GIVEN RECORDS:
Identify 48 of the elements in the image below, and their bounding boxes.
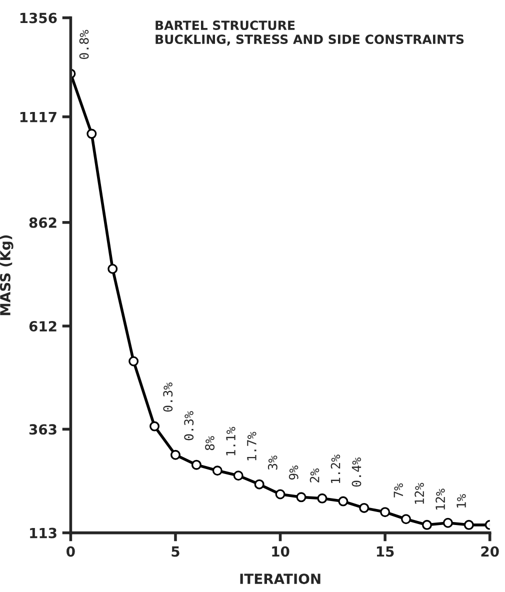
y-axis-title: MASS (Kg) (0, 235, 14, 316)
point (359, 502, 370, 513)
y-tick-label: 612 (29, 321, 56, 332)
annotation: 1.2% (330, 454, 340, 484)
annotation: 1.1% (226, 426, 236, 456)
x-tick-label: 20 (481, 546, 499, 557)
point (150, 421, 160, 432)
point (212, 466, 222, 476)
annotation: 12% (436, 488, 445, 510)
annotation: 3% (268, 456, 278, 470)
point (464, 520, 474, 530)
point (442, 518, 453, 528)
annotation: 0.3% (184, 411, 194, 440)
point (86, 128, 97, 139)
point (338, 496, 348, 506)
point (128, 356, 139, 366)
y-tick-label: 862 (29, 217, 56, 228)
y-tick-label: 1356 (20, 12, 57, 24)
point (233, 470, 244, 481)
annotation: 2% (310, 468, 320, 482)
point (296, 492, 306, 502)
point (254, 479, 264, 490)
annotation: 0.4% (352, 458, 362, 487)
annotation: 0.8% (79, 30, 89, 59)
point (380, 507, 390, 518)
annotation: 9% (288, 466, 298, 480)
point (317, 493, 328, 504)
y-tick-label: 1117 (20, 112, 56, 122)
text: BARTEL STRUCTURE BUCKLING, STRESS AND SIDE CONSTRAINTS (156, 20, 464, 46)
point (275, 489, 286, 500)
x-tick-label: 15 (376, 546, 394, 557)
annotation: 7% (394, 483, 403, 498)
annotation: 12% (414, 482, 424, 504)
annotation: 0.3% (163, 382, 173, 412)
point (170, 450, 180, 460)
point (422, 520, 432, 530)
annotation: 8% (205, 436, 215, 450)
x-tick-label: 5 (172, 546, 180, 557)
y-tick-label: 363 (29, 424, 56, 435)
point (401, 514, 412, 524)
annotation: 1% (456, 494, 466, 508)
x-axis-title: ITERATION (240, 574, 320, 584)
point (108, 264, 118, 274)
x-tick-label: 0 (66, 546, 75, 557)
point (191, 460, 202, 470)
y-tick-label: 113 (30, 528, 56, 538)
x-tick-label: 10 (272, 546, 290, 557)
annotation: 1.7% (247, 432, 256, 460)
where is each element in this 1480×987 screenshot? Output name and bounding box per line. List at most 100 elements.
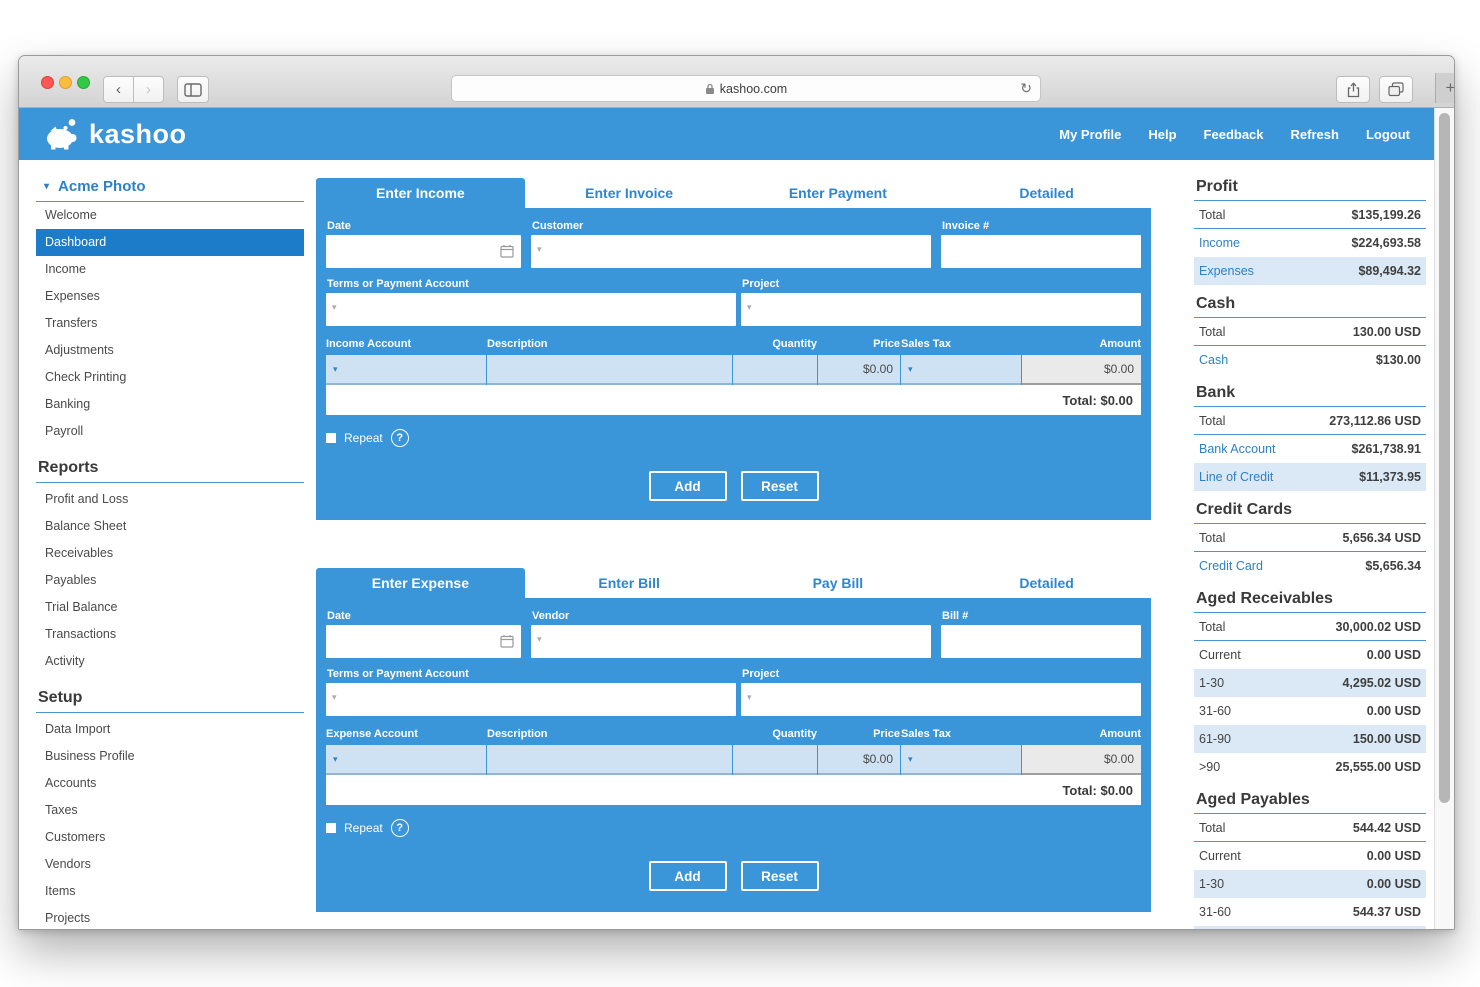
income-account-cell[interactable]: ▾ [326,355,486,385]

WRITTEN TASK: Rewrite all of the records above with "image" replaced by "figure" and everything else left unchanged. Leave the pictures out of your answer.

EXERCISE ANSWER:
Identify 48 of the elements in the figure below, and their bounding boxes.
y-axis-title: MASS (Kg) (0, 235, 14, 316)
point (359, 502, 370, 513)
y-tick-label: 612 (29, 321, 56, 332)
annotation: 1.2% (330, 454, 340, 484)
annotation: 1.1% (226, 426, 236, 456)
x-tick-label: 20 (481, 546, 499, 557)
point (150, 421, 160, 432)
point (212, 466, 222, 476)
annotation: 12% (436, 488, 445, 510)
annotation: 3% (268, 456, 278, 470)
point (464, 520, 474, 530)
point (442, 518, 453, 528)
annotation: 0.3% (184, 411, 194, 440)
point (86, 128, 97, 139)
point (338, 496, 348, 506)
point (128, 356, 139, 366)
y-tick-label: 862 (29, 217, 56, 228)
y-tick-label: 1356 (20, 12, 57, 24)
point (233, 470, 244, 481)
annotation: 2% (310, 468, 320, 482)
point (296, 492, 306, 502)
point (254, 479, 264, 490)
annotation: 0.4% (352, 458, 362, 487)
annotation: 0.8% (79, 30, 89, 59)
point (380, 507, 390, 518)
annotation: 9% (288, 466, 298, 480)
point (317, 493, 328, 504)
y-tick-label: 1117 (20, 112, 56, 122)
text: BARTEL STRUCTURE BUCKLING, STRESS AND SIDE CONSTRAINTS (156, 20, 464, 46)
point (275, 489, 286, 500)
x-tick-label: 15 (376, 546, 394, 557)
annotation: 7% (394, 483, 403, 498)
annotation: 12% (414, 482, 424, 504)
annotation: 0.3% (163, 382, 173, 412)
point (170, 450, 180, 460)
point (422, 520, 432, 530)
annotation: 8% (205, 436, 215, 450)
x-tick-label: 5 (172, 546, 180, 557)
y-tick-label: 363 (29, 424, 56, 435)
point (401, 514, 412, 524)
annotation: 1% (456, 494, 466, 508)
x-axis-title: ITERATION (240, 574, 320, 584)
point (108, 264, 118, 274)
x-tick-label: 0 (66, 546, 75, 557)
point (191, 460, 202, 470)
y-tick-label: 113 (30, 528, 56, 538)
x-tick-label: 10 (272, 546, 290, 557)
annotation: 1.7% (247, 432, 256, 460)
where is each element in this 1480×987 screenshot? Output name and bounding box per line. List at most 100 elements.
income-account-cell[interactable]: ▾ [326,355,486,385]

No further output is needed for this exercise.